Parece que o Brasil está a tornar-se um novo hub para a mineração de criptomoedas, mas por uma razão inesperada: um excedente crónico de energia renovável.
Segundo a Reuters, várias empresas de mining estão a negociar ativamente com fornecedores de energia brasileiros, como a Renova Energia. A ideia é usarem o excesso de energia solar e eólica que, de outra forma, seria desperdiçado e que já custou quase mil milhões de dólares ao setor nos últimos dois anos.
Pontos-chave:
A gigante Tether (a mesma da USDT) já anunciou em Julho que vai investir no país e usar energia de moagens de cana-de-açúcar para minerar Bitcoin.
Estão em curso pelo menos seis negociações para projetos PME e um projeto maior de 400 MW.

LISTA DE TAREFAS:
[a] Indique todas as fontes de energia que o texto sobre a mineração de criptomoedas no Brasil refere como usadas ou a usar para minerar.
[b] No texto sobre a mineração de criptomoedas no Brasil, que potência tem o projeto maior em negociação?
[c] Retome o texto sobre a mineração de criptomoedas no Brasil a partir do ponto em que termina.

[Entradas retiradas de uma coleção]

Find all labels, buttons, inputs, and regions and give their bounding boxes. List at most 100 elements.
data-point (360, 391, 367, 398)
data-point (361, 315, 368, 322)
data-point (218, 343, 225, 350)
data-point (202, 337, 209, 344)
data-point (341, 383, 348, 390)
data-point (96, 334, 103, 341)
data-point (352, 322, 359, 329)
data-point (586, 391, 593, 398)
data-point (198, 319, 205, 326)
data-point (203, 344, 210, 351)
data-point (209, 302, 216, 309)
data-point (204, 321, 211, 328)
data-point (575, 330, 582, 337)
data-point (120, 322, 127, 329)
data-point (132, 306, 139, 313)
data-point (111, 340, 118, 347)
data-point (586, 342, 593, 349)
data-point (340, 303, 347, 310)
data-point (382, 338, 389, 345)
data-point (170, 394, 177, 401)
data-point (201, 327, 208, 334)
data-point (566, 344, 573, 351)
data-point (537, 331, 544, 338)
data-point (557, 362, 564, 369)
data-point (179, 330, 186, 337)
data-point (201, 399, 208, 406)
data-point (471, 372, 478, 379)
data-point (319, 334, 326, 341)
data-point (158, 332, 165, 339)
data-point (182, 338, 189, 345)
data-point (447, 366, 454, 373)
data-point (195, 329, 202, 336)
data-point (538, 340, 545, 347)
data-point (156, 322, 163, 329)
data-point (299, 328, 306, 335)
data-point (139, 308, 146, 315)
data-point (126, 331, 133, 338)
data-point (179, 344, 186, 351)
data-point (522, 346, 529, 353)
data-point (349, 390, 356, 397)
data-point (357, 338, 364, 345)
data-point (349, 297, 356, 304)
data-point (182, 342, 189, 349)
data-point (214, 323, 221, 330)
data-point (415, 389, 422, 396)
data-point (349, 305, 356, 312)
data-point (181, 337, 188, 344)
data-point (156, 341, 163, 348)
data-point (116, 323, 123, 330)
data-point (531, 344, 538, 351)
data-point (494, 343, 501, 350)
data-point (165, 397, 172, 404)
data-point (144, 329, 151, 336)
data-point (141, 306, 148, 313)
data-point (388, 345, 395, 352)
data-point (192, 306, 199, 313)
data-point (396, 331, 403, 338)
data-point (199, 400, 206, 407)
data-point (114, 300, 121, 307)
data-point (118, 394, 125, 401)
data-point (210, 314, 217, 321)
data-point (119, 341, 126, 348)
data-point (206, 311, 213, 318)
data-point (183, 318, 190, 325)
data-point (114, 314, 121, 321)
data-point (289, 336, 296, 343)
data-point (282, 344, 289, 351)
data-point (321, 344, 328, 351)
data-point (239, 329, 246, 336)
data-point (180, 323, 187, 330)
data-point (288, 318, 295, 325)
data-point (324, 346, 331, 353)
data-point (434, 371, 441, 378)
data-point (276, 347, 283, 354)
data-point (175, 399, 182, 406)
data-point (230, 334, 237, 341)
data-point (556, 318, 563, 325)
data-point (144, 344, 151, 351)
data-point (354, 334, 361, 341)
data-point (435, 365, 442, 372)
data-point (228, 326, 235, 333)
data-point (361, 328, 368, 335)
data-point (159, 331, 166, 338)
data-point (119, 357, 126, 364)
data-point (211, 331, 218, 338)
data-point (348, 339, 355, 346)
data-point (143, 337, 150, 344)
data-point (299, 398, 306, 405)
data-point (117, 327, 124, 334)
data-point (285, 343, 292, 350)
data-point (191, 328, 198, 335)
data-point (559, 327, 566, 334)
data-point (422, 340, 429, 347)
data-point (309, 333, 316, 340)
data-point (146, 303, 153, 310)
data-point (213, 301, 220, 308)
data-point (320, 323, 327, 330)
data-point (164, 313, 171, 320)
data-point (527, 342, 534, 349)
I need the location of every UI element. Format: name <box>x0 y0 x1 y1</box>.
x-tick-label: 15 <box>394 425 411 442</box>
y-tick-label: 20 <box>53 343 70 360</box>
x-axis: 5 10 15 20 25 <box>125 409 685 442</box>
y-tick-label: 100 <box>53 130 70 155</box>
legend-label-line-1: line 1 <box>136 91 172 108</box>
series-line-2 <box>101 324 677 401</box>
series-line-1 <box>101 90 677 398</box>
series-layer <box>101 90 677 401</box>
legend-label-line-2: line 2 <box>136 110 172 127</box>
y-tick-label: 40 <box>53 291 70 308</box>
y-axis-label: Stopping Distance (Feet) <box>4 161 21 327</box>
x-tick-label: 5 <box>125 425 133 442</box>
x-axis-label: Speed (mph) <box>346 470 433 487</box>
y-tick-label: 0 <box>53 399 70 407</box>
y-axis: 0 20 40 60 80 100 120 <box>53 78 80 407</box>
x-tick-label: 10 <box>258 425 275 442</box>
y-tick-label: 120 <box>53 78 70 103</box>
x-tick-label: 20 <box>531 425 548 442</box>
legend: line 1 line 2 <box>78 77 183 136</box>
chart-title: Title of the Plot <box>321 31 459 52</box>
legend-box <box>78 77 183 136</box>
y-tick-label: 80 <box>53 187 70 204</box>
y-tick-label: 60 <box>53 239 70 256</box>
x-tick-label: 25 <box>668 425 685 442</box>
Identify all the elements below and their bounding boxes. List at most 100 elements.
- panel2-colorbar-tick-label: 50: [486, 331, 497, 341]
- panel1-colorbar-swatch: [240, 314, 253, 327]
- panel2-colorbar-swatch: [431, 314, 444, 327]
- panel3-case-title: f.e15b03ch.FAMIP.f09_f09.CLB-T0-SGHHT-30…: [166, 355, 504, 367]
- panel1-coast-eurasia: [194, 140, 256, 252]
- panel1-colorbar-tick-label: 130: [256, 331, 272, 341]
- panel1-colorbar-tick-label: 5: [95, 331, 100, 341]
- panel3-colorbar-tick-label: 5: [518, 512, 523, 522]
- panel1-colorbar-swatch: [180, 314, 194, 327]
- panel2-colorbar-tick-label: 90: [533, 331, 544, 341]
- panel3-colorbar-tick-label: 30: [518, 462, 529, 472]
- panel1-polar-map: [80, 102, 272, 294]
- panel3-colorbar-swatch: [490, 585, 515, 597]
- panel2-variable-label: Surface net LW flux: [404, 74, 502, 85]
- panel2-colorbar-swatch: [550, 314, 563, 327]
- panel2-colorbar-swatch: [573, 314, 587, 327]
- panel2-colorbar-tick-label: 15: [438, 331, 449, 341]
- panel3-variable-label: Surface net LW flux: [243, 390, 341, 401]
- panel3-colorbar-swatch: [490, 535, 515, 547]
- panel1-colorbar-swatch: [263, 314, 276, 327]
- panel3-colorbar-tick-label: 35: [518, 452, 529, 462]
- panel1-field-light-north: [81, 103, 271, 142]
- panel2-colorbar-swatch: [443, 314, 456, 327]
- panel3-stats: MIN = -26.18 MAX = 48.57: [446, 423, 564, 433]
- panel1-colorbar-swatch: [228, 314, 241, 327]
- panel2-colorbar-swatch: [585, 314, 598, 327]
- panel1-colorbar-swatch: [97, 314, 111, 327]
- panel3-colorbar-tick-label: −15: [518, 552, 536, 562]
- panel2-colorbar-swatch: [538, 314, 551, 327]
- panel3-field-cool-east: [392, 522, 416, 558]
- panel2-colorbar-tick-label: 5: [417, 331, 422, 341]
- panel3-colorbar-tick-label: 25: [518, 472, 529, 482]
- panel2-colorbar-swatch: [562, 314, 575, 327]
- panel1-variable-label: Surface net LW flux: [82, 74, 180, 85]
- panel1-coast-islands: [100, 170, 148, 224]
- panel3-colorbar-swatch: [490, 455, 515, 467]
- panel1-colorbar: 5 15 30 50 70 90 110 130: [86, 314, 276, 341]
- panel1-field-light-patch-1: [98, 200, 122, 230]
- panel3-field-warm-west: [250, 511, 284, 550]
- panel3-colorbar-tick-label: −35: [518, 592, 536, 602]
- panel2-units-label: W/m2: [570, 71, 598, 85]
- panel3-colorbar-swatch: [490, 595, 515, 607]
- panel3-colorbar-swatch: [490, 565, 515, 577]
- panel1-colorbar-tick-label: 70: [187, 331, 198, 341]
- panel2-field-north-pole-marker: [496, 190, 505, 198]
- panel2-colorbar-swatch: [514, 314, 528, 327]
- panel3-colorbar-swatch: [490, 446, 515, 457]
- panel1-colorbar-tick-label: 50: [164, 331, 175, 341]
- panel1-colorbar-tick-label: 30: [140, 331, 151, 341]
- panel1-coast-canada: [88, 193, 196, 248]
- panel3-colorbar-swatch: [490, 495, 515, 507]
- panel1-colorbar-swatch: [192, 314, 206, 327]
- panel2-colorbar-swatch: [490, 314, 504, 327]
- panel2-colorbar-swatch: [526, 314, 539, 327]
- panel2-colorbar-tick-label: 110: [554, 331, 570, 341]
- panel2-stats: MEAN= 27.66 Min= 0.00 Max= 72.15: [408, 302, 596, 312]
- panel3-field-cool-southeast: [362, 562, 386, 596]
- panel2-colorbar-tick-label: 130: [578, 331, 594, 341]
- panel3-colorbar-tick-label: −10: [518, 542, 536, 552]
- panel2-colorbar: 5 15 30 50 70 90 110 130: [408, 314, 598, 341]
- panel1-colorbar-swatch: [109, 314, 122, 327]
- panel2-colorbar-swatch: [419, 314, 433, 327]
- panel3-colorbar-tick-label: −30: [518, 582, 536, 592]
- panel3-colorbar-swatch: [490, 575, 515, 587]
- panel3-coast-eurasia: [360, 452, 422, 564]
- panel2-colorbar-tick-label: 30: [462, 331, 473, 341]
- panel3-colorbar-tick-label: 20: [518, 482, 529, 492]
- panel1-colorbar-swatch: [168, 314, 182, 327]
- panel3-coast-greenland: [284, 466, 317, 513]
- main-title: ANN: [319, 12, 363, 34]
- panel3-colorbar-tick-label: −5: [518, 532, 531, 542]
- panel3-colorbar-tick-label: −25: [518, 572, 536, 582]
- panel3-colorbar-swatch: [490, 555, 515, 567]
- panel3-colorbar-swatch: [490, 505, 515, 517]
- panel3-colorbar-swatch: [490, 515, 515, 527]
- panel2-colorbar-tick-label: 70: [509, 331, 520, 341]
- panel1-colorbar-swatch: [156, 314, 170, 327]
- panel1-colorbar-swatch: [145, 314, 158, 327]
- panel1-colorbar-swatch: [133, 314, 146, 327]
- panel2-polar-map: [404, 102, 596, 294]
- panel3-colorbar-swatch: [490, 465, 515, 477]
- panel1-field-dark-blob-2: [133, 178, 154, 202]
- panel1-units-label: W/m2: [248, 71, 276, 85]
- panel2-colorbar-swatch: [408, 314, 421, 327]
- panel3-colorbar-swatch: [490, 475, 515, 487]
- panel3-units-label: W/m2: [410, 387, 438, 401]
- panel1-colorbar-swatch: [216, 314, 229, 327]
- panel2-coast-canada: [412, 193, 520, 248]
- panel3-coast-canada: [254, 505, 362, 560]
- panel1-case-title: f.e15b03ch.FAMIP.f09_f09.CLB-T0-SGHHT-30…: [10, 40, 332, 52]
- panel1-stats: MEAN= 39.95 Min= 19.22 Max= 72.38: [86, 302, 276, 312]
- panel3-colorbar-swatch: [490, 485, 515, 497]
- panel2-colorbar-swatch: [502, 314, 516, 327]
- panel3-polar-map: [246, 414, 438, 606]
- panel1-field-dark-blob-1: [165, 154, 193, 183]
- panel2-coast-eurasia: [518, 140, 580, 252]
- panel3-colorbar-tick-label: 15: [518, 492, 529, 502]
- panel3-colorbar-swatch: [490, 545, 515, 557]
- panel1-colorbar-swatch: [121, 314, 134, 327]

RESPOSTAS ÀS TAREFAS:
[a] Energia solar, energia eólica e energia de moagens de cana-de-açúcar.

[b] 400 MW.

[c]
A Renova está a investir 200 milhões de dólares num projeto de mineração de 100 MW para um cliente não identificado, na Bahia, que vai usar energia de um parque eólico.
Ao contrário de outros países onde a mineração sobrecarrega as redes, no Brasil pode ser a solução para um problema de oversupply. O CEO da Renova disse que ao fornecer toda a infraestrutura, ficam “um passo à frente da concorrência”.
Isto é bom ou mau para o país? É sustentável ou é só uma gold rush temporária?